— START OF GIVEN ENTRIES —

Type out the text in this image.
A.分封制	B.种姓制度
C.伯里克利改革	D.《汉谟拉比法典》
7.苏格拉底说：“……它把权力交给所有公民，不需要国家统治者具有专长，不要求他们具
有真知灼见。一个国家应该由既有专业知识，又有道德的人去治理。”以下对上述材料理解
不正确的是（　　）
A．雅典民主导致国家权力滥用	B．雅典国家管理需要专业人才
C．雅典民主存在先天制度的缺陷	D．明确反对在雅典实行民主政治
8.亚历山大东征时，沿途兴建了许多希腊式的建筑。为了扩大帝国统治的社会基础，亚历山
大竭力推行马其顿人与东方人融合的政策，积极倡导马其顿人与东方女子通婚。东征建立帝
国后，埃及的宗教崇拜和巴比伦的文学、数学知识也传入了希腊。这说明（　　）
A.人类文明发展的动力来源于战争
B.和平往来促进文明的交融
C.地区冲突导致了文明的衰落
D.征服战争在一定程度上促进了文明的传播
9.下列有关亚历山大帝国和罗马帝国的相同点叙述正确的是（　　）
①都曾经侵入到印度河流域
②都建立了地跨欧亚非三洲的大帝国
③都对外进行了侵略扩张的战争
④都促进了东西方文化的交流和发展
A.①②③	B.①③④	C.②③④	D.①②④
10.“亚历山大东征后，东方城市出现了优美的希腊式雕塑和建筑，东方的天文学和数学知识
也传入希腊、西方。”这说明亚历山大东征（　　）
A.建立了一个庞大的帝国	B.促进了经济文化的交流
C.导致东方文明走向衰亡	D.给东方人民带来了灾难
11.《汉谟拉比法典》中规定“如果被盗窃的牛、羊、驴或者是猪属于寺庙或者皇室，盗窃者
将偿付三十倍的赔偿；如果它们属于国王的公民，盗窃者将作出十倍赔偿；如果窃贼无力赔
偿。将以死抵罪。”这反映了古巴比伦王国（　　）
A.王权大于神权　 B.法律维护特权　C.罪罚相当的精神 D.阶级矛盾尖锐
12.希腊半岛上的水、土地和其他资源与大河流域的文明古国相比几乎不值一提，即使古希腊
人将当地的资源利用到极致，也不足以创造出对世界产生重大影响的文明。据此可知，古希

— END OF GIVEN ENTRIES —
— START OF GIVEN ENTRIES —

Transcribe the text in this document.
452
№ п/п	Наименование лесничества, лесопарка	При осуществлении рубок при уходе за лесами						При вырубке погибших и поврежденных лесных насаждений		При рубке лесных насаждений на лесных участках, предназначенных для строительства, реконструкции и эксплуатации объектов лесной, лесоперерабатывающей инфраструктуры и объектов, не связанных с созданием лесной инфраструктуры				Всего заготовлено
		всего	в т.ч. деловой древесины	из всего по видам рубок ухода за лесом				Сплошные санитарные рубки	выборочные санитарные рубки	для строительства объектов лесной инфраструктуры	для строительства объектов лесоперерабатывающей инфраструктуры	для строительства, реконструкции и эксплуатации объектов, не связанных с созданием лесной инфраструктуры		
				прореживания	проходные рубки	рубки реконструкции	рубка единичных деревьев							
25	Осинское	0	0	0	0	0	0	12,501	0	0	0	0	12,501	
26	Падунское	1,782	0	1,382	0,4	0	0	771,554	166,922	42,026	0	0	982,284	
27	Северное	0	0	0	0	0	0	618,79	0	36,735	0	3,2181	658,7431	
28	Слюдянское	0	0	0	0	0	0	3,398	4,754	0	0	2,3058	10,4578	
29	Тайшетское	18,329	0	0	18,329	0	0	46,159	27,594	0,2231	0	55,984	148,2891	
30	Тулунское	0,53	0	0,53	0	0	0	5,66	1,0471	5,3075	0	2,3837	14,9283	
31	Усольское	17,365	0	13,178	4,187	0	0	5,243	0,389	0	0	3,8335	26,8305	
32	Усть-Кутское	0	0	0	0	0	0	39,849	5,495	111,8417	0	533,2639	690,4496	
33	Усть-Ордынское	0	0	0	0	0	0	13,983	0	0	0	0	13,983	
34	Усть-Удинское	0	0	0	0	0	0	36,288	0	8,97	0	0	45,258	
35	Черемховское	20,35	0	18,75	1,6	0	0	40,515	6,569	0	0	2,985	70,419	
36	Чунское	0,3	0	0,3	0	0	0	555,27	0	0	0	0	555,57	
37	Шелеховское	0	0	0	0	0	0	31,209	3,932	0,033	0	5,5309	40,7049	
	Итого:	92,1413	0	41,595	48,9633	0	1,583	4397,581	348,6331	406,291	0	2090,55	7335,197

— END OF GIVEN ENTRIES —
— START OF GIVEN ENTRIES —

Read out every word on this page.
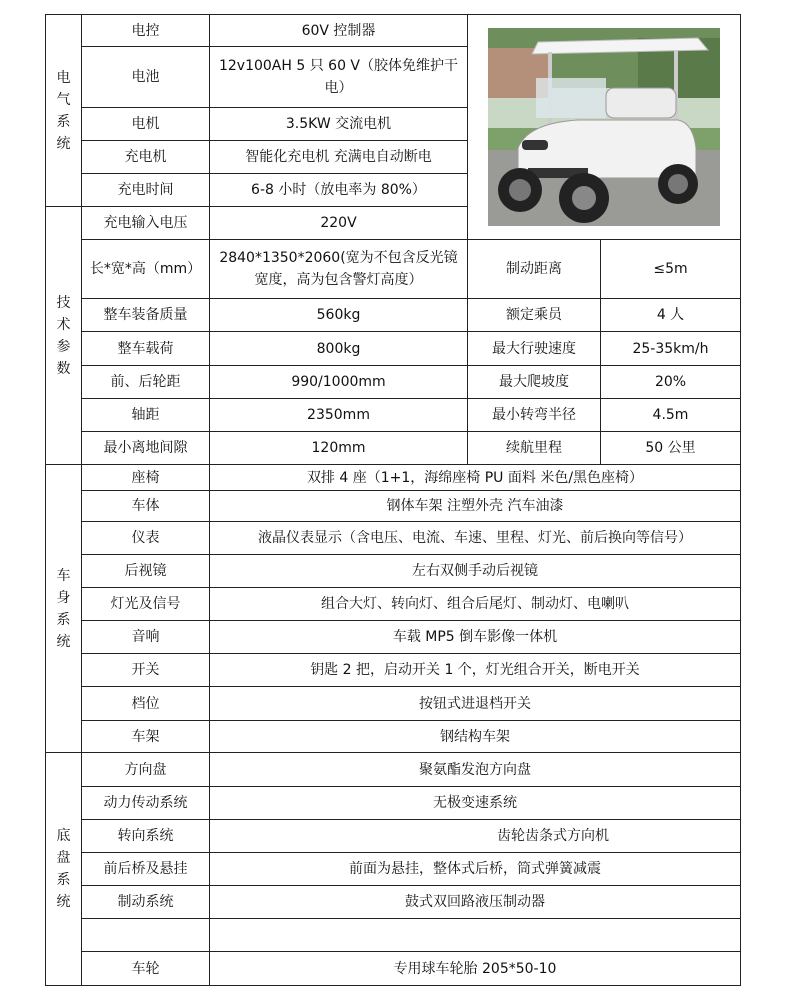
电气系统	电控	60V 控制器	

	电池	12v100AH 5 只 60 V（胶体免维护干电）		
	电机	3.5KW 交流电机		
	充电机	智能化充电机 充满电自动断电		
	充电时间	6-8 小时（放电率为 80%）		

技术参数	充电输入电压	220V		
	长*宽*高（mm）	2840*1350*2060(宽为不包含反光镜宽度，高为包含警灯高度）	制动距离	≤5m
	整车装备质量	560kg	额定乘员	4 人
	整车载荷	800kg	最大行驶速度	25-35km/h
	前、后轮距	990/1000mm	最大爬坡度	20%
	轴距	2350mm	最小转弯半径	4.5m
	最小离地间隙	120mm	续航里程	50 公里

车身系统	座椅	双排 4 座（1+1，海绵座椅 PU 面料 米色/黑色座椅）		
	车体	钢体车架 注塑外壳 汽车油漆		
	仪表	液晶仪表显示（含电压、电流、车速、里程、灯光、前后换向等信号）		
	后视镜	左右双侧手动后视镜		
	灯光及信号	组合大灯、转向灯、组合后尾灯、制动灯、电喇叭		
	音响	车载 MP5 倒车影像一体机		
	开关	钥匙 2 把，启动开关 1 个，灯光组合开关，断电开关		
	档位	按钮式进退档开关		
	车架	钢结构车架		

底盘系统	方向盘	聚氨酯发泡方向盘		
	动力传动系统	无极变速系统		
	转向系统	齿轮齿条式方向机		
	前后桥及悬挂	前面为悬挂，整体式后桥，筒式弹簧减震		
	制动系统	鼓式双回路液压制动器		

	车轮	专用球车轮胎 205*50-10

— END OF GIVEN ENTRIES —

» EXERCISE OBJECTIVE
Go through the material and select each line with the string "эксплуатации" in it.

» EXERCISE RESPONSE
№ п/п	Наименование лесничества, лесопарка	При осуществлении рубок при уходе за лесами						При вырубке погибших и поврежденных лесных насаждений		При рубке лесных насаждений на лесных участках, предназначенных для строительства, реконструкции и эксплуатации объектов лесной, лесоперерабатывающей инфраструктуры и объектов, не связанных с созданием лесной инфраструктуры				Всего заготовлено
		всего	в т.ч. деловой древесины	из всего по видам рубок ухода за лесом				Сплошные санитарные рубки	выборочные санитарные рубки	для строительства объектов лесной инфраструктуры	для строительства объектов лесоперерабатывающей инфраструктуры	для строительства, реконструкции и эксплуатации объектов, не связанных с созданием лесной инфраструктуры		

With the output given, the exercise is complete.